▸ **Task description**
Write out the entries below word for word, from the first line through the line that contains "235, 114, 256]".

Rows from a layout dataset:
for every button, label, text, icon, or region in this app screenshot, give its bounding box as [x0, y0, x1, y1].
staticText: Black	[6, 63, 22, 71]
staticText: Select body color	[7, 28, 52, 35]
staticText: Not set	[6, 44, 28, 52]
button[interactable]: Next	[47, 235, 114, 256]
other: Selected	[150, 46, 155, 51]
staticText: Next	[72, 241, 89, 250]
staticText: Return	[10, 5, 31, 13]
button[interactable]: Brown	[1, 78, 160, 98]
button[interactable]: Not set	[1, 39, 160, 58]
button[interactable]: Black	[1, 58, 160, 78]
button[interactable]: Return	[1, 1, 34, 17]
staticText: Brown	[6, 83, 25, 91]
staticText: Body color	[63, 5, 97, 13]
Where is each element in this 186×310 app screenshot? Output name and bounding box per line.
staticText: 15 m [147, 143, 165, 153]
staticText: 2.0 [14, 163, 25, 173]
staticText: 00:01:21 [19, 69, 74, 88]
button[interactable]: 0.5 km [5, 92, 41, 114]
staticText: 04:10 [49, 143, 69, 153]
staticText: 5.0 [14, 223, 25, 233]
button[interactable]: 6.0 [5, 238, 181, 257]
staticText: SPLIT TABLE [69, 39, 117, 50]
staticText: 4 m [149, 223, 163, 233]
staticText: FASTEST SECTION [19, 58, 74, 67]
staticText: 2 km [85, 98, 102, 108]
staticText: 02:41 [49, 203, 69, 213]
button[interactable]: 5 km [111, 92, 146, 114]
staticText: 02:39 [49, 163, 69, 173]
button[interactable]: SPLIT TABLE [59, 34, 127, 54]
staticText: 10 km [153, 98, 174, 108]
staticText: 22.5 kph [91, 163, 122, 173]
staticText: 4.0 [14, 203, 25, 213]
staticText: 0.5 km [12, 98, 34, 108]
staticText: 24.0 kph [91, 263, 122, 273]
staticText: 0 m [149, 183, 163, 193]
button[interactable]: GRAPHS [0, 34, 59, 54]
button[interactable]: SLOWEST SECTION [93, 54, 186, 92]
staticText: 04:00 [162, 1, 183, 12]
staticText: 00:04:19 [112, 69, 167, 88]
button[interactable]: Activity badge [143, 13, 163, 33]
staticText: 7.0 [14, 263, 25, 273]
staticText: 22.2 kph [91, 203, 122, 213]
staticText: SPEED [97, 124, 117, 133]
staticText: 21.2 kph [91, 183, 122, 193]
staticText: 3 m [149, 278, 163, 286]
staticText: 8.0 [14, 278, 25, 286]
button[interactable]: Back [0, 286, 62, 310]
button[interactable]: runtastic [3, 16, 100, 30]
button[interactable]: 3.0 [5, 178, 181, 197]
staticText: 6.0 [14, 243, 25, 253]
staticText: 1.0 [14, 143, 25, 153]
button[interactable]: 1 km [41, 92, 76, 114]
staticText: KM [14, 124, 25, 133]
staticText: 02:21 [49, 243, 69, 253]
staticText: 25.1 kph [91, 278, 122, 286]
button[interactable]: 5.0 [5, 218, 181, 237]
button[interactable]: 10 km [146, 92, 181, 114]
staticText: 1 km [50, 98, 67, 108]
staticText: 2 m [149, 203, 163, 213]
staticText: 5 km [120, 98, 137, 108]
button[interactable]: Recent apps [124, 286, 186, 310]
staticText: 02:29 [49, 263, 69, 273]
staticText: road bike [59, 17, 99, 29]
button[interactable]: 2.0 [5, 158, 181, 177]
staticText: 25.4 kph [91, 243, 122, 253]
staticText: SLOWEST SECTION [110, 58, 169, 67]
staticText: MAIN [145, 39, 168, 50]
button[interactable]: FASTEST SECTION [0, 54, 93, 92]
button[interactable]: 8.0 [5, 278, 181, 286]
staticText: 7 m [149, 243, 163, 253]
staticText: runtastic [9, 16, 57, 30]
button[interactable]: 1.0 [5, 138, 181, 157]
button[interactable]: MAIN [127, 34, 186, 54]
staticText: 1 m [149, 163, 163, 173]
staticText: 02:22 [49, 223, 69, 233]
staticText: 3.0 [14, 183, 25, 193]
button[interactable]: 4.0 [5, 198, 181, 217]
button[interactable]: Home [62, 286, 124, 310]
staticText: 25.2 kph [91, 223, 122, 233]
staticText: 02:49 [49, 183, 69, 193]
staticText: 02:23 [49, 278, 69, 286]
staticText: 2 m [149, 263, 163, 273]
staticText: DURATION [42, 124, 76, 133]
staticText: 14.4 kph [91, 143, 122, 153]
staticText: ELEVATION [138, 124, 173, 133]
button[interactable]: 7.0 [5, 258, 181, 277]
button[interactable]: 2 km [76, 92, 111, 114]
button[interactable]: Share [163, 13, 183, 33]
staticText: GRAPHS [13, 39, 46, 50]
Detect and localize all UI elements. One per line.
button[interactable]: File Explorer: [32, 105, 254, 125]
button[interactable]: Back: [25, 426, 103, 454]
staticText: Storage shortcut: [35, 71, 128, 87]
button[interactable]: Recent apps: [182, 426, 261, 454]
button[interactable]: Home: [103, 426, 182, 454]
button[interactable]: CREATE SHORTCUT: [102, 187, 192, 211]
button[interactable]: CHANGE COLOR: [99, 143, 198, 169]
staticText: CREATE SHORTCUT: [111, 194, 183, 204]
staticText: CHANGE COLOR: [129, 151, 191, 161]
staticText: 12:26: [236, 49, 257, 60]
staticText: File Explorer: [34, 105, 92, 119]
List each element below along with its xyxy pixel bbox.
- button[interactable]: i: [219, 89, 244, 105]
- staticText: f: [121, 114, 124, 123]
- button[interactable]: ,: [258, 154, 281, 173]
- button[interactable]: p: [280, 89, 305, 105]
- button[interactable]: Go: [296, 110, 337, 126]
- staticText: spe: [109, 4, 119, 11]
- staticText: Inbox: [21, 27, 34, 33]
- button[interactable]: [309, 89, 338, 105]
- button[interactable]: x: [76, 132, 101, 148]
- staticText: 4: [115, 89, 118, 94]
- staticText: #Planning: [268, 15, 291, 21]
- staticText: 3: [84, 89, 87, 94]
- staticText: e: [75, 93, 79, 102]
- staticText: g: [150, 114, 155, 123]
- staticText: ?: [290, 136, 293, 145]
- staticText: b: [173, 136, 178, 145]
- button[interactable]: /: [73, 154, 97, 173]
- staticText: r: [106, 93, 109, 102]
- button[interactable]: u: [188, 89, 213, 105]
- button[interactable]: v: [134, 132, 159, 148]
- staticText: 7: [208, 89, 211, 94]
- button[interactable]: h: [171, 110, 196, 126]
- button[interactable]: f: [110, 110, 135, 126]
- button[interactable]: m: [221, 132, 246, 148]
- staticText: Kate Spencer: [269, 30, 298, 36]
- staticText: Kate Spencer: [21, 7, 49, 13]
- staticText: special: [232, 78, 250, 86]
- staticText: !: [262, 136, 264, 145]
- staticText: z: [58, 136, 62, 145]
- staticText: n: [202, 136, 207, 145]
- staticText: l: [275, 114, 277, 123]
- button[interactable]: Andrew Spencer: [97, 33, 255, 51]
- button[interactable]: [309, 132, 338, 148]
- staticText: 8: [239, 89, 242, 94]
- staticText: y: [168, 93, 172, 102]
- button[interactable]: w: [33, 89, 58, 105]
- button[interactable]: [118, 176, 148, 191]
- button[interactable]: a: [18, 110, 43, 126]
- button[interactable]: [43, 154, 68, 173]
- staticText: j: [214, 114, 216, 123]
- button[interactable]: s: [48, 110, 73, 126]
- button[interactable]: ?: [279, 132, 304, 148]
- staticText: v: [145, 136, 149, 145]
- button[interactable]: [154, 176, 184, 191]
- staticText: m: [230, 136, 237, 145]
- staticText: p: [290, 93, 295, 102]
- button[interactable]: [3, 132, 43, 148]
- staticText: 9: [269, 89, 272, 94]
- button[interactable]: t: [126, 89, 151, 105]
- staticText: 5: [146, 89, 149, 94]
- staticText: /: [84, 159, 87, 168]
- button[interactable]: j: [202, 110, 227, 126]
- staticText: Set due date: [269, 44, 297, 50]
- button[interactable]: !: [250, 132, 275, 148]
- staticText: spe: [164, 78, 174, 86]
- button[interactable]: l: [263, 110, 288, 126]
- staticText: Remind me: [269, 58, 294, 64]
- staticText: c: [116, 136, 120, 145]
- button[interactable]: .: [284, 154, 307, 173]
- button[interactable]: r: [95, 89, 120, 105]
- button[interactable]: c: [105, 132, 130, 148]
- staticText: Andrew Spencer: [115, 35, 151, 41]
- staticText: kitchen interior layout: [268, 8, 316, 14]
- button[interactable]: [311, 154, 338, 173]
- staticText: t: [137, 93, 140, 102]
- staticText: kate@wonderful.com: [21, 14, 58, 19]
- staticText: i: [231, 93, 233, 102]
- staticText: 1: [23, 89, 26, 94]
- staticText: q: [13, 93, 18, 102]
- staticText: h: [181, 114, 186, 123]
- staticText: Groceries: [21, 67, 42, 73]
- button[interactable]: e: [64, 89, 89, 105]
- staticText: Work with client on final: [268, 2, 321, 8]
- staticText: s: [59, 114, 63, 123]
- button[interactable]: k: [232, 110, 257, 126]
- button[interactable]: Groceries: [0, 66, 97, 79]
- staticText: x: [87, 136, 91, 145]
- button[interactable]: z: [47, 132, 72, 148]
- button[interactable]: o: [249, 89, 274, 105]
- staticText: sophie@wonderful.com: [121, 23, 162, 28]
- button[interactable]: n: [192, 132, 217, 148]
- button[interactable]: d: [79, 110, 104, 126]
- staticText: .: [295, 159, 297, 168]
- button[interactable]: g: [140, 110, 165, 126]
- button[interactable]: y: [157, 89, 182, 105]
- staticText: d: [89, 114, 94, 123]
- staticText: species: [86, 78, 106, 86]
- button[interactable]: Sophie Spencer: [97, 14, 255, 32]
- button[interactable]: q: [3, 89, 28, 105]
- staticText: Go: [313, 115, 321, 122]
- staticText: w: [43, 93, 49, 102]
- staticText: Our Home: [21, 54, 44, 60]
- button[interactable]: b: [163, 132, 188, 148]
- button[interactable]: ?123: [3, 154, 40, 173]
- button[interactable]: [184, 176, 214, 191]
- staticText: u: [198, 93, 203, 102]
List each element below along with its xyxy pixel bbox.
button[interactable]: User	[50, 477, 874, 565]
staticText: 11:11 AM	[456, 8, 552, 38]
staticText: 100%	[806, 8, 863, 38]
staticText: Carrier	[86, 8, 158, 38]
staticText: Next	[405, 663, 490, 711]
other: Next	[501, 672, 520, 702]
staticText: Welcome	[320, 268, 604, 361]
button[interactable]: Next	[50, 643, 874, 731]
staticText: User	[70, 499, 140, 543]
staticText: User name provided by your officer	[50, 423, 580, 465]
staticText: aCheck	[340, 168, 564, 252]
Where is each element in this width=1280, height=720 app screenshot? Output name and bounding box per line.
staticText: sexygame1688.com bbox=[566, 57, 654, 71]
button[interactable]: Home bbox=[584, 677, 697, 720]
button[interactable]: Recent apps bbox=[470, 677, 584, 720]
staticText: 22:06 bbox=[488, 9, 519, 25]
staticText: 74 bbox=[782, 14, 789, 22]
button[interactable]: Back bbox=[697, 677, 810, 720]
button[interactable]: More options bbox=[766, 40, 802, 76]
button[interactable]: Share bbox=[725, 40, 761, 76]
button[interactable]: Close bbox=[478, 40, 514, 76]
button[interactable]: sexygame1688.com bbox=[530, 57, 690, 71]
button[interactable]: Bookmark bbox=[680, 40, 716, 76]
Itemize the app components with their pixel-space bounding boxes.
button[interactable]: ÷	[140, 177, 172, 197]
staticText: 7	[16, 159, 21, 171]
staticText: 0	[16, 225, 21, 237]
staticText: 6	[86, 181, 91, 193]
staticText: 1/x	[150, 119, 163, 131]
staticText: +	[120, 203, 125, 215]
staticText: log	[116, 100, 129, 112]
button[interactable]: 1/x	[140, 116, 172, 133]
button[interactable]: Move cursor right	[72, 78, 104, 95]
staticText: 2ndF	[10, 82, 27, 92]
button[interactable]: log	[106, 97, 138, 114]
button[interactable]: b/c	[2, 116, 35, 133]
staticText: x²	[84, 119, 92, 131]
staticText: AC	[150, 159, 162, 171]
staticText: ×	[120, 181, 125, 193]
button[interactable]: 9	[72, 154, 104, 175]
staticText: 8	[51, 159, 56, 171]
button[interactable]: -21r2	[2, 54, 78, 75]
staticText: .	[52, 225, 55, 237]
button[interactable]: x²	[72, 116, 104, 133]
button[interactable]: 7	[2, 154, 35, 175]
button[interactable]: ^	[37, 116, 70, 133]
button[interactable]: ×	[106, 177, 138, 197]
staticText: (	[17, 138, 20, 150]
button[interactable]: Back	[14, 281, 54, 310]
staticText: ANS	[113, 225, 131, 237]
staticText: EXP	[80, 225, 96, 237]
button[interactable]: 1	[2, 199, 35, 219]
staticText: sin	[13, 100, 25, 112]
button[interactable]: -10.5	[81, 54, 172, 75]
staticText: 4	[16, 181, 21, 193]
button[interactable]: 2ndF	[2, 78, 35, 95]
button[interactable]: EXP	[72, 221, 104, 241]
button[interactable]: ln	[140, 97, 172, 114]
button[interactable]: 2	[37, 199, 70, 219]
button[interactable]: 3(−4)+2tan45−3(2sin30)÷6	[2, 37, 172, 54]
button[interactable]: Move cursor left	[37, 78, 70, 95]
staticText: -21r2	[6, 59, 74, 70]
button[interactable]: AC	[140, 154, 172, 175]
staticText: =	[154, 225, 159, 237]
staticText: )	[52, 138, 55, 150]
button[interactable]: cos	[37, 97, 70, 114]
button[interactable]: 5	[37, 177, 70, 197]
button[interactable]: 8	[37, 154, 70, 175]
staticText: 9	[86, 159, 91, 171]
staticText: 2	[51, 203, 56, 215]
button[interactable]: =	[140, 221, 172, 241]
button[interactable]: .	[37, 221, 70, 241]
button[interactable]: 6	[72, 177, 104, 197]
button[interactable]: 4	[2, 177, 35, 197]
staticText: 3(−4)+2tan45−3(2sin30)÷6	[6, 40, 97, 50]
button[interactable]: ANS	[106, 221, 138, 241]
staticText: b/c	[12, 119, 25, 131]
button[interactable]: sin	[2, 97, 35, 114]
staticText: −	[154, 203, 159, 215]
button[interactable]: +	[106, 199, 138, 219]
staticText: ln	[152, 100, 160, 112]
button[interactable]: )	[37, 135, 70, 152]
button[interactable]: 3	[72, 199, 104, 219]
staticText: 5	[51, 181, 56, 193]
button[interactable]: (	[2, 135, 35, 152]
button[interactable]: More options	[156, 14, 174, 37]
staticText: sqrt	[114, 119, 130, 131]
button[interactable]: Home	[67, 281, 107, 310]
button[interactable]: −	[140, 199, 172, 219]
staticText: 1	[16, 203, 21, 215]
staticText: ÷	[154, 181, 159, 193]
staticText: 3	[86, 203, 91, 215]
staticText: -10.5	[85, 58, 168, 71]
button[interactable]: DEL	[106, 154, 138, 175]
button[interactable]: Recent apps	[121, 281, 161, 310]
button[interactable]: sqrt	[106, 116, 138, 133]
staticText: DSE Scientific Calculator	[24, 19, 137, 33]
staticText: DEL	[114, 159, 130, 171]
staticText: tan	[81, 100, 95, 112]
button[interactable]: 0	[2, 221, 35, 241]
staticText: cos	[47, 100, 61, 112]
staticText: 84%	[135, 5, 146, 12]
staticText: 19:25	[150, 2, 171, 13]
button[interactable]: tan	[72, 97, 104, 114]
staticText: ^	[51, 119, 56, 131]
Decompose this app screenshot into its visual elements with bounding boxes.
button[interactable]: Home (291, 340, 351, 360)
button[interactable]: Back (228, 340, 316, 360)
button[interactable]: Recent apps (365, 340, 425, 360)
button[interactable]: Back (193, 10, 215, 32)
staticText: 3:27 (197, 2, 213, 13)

▸ **Output for this exercise**
for every button, label, text, icon, or region in this app screenshot, give its bounding box as [x0, y0, x1, y1].
staticText: Black	[6, 63, 22, 71]
staticText: Select body color	[7, 28, 52, 35]
staticText: Not set	[6, 44, 28, 52]
button[interactable]: Next	[47, 235, 114, 256]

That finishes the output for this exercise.